■ Your task ■
Below are some entries; can you quote all of them exactly?

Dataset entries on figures
.....

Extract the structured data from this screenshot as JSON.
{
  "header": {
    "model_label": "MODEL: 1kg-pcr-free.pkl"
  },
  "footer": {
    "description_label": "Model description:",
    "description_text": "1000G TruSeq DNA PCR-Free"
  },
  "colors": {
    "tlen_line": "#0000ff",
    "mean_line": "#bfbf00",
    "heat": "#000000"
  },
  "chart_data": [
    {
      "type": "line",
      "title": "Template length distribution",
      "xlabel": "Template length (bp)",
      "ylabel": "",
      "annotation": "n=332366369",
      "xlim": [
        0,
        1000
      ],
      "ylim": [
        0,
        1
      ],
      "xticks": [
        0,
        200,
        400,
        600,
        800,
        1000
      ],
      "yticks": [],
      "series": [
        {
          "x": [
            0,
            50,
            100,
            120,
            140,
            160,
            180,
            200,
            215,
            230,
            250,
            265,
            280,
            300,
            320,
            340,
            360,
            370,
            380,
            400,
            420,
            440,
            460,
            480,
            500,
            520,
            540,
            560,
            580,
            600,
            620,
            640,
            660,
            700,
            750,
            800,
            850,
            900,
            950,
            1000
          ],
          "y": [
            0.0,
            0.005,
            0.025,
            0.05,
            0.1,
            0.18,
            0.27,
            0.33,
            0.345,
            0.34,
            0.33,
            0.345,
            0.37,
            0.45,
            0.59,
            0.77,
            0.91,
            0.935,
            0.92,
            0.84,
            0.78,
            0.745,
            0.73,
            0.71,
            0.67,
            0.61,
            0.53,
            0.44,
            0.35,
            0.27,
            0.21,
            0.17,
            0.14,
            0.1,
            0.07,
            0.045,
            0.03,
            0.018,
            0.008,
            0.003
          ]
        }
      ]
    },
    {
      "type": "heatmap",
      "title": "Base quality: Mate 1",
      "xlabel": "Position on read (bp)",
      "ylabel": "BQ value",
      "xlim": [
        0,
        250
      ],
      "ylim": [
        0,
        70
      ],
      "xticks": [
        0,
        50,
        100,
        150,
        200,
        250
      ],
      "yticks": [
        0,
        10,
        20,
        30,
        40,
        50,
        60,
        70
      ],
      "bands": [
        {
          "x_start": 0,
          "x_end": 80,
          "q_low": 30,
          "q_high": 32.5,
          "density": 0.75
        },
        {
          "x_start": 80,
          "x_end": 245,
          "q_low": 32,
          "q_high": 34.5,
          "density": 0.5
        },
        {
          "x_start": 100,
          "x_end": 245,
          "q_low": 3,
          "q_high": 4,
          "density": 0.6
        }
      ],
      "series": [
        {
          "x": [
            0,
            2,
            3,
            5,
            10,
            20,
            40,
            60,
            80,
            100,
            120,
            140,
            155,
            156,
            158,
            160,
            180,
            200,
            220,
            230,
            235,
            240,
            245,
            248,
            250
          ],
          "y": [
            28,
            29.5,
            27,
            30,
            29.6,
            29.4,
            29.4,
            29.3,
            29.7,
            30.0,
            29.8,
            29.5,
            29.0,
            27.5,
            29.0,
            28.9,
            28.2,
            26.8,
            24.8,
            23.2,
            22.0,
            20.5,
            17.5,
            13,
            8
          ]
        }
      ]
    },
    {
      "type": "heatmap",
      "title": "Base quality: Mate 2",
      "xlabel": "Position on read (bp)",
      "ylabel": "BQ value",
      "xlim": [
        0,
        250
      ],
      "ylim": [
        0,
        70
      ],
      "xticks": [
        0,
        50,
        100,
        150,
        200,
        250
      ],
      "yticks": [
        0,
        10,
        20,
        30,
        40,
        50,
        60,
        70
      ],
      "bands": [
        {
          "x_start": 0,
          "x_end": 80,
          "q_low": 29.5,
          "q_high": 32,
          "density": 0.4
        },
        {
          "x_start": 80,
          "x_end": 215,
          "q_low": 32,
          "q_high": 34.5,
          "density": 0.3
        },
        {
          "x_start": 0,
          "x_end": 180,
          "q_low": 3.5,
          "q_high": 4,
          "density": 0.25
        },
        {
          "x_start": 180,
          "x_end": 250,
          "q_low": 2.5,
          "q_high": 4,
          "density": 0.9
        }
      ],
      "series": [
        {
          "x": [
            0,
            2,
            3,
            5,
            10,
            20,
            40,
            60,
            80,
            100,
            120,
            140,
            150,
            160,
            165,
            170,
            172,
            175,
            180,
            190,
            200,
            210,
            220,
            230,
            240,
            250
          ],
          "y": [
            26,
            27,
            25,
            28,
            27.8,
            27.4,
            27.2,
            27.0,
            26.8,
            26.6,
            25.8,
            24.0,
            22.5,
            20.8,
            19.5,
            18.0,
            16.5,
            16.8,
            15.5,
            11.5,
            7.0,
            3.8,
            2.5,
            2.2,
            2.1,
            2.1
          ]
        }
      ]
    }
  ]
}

.....

■ Solution below ■
Extract the structured data from this screenshot as JSON.
{
  "header": {
    "model_label": "MODEL: 1kg-pcr-free.pkl"
  },
  "footer": {
    "description_label": "Model description:",
    "description_text": "1000G TruSeq DNA PCR-Free"
  },
  "colors": {
    "tlen_line": "#0000ff",
    "mean_line": "#bfbf00",
    "heat": "#000000"
  },
  "chart_data": [
    {
      "type": "line",
      "title": "Template length distribution",
      "xlabel": "Template length (bp)",
      "ylabel": "",
      "annotation": "n=332366369",
      "xlim": [
        0,
        1000
      ],
      "ylim": [
        0,
        1
      ],
      "xticks": [
        0,
        200,
        400,
        600,
        800,
        1000
      ],
      "yticks": [],
      "series": [
        {
          "x": [
            0,
            50,
            100,
            120,
            140,
            160,
            180,
            200,
            215,
            230,
            250,
            265,
            280,
            300,
            320,
            340,
            360,
            370,
            380,
            400,
            420,
            440,
            460,
            480,
            500,
            520,
            540,
            560,
            580,
            600,
            620,
            640,
            660,
            700,
            750,
            800,
            850,
            900,
            950,
            1000
          ],
          "y": [
            0.0,
            0.005,
            0.025,
            0.05,
            0.1,
            0.18,
            0.27,
            0.33,
            0.345,
            0.34,
            0.33,
            0.345,
            0.37,
            0.45,
            0.59,
            0.77,
            0.91,
            0.935,
            0.92,
            0.84,
            0.78,
            0.745,
            0.73,
            0.71,
            0.67,
            0.61,
            0.53,
            0.44,
            0.35,
            0.27,
            0.21,
            0.17,
            0.14,
            0.1,
            0.07,
            0.045,
            0.03,
            0.018,
            0.008,
            0.003
          ]
        }
      ]
    },
    {
      "type": "heatmap",
      "title": "Base quality: Mate 1",
      "xlabel": "Position on read (bp)",
      "ylabel": "BQ value",
      "xlim": [
        0,
        250
      ],
      "ylim": [
        0,
        70
      ],
      "xticks": [
        0,
        50,
        100,
        150,
        200,
        250
      ],
      "yticks": [
        0,
        10,
        20,
        30,
        40,
        50,
        60,
        70
      ],
      "bands": [
        {
          "x_start": 0,
          "x_end": 80,
          "q_low": 30,
          "q_high": 32.5,
          "density": 0.75
        },
        {
          "x_start": 80,
          "x_end": 245,
          "q_low": 32,
          "q_high": 34.5,
          "density": 0.5
        },
        {
          "x_start": 100,
          "x_end": 245,
          "q_low": 3,
          "q_high": 4,
          "density": 0.6
        }
      ],
      "series": [
        {
          "x": [
            0,
            2,
            3,
            5,
            10,
            20,
            40,
            60,
            80,
            100,
            120,
            140,
            155,
            156,
            158,
            160,
            180,
            200,
            220,
            230,
            235,
            240,
            245,
            248,
            250
          ],
          "y": [
            28,
            29.5,
            27,
            30,
            29.6,
            29.4,
            29.4,
            29.3,
            29.7,
            30.0,
            29.8,
            29.5,
            29.0,
            27.5,
            29.0,
            28.9,
            28.2,
            26.8,
            24.8,
            23.2,
            22.0,
            20.5,
            17.5,
            13,
            8
          ]
        }
      ]
    },
    {
      "type": "heatmap",
      "title": "Base quality: Mate 2",
      "xlabel": "Position on read (bp)",
      "ylabel": "BQ value",
      "xlim": [
        0,
        250
      ],
      "ylim": [
        0,
        70
      ],
      "xticks": [
        0,
        50,
        100,
        150,
        200,
        250
      ],
      "yticks": [
        0,
        10,
        20,
        30,
        40,
        50,
        60,
        70
      ],
      "bands": [
        {
          "x_start": 0,
          "x_end": 80,
          "q_low": 29.5,
          "q_high": 32,
          "density": 0.4
        },
        {
          "x_start": 80,
          "x_end": 215,
          "q_low": 32,
          "q_high": 34.5,
          "density": 0.3
        },
        {
          "x_start": 0,
          "x_end": 180,
          "q_low": 3.5,
          "q_high": 4,
          "density": 0.25
        },
        {
          "x_start": 180,
          "x_end": 250,
          "q_low": 2.5,
          "q_high": 4,
          "density": 0.9
        }
      ],
      "series": [
        {
          "x": [
            0,
            2,
            3,
            5,
            10,
            20,
            40,
            60,
            80,
            100,
            120,
            140,
            150,
            160,
            165,
            170,
            172,
            175,
            180,
            190,
            200,
            210,
            220,
            230,
            240,
            250
          ],
          "y": [
            26,
            27,
            25,
            28,
            27.8,
            27.4,
            27.2,
            27.0,
            26.8,
            26.6,
            25.8,
            24.0,
            22.5,
            20.8,
            19.5,
            18.0,
            16.5,
            16.8,
            15.5,
            11.5,
            7.0,
            3.8,
            2.5,
            2.2,
            2.1,
            2.1
          ]
        }
      ]
    }
  ]
}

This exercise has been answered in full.